───── TASK DATA

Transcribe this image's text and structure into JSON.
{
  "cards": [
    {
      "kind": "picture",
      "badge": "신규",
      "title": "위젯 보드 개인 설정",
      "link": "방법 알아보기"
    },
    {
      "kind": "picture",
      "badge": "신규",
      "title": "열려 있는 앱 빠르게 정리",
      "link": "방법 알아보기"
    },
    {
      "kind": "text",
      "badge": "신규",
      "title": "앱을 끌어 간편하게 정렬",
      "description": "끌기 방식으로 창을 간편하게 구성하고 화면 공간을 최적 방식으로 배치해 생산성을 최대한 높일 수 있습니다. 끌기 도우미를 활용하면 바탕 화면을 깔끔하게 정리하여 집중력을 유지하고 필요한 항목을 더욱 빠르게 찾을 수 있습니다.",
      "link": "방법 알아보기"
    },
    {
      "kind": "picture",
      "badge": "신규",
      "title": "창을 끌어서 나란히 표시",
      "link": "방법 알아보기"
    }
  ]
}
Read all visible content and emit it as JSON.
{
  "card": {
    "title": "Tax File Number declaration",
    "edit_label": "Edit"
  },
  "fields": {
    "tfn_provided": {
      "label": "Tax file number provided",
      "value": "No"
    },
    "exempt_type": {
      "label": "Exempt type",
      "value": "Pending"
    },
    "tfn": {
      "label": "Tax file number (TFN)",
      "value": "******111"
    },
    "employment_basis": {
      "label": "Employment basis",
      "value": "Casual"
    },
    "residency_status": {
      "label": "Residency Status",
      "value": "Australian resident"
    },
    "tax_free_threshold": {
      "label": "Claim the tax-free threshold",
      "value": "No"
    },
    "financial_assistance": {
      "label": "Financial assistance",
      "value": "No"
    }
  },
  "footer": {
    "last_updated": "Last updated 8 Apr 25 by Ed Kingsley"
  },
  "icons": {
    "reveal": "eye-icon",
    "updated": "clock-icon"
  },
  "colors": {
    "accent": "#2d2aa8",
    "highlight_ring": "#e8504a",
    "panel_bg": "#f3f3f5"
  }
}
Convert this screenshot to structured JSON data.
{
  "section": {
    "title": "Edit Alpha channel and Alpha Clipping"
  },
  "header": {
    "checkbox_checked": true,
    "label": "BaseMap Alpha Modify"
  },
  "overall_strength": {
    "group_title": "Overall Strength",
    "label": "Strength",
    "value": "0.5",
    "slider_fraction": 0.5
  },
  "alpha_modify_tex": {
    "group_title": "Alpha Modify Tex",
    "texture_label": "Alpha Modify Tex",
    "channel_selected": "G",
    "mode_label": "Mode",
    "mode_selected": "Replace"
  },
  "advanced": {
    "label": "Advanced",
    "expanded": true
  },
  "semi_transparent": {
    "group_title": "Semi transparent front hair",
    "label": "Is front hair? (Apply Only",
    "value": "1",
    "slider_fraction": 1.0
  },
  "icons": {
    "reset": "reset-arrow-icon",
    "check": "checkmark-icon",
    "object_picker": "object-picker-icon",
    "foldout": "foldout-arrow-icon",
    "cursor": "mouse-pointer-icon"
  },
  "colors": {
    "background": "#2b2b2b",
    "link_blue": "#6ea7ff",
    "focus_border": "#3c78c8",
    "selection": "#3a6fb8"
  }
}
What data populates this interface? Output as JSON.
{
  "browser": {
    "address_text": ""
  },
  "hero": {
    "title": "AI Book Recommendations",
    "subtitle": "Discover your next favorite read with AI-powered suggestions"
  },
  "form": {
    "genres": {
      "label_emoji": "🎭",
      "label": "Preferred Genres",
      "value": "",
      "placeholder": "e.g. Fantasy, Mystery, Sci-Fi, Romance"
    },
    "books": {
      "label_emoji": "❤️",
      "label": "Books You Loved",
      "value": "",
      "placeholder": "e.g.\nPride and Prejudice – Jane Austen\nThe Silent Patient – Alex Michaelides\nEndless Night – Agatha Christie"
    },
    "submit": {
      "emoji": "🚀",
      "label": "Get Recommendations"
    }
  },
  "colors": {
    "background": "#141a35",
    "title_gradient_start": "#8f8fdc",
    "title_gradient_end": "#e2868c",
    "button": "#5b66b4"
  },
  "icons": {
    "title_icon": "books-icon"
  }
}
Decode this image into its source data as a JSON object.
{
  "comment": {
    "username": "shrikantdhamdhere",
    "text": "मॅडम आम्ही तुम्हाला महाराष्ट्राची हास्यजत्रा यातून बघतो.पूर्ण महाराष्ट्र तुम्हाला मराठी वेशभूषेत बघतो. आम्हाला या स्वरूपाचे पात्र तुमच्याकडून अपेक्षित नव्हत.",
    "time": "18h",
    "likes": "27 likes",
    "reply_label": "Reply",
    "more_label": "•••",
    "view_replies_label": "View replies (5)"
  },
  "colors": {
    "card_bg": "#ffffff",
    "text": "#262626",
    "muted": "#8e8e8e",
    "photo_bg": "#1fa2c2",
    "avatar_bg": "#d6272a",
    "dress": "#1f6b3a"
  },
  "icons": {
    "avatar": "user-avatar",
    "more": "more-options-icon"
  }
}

──────────

> _WORK INSTRUCTIONS_:
Every line from the one containing "Decode this image" through the last line must be copied exactly; leave out the rest.

> _CORRECT OUTPUT_:
Decode this image into its source data as a JSON object.
{
  "comment": {
    "username": "shrikantdhamdhere",
    "text": "मॅडम आम्ही तुम्हाला महाराष्ट्राची हास्यजत्रा यातून बघतो.पूर्ण महाराष्ट्र तुम्हाला मराठी वेशभूषेत बघतो. आम्हाला या स्वरूपाचे पात्र तुमच्याकडून अपेक्षित नव्हत.",
    "time": "18h",
    "likes": "27 likes",
    "reply_label": "Reply",
    "more_label": "•••",
    "view_replies_label": "View replies (5)"
  },
  "colors": {
    "card_bg": "#ffffff",
    "text": "#262626",
    "muted": "#8e8e8e",
    "photo_bg": "#1fa2c2",
    "avatar_bg": "#d6272a",
    "dress": "#1f6b3a"
  },
  "icons": {
    "avatar": "user-avatar",
    "more": "more-options-icon"
  }
}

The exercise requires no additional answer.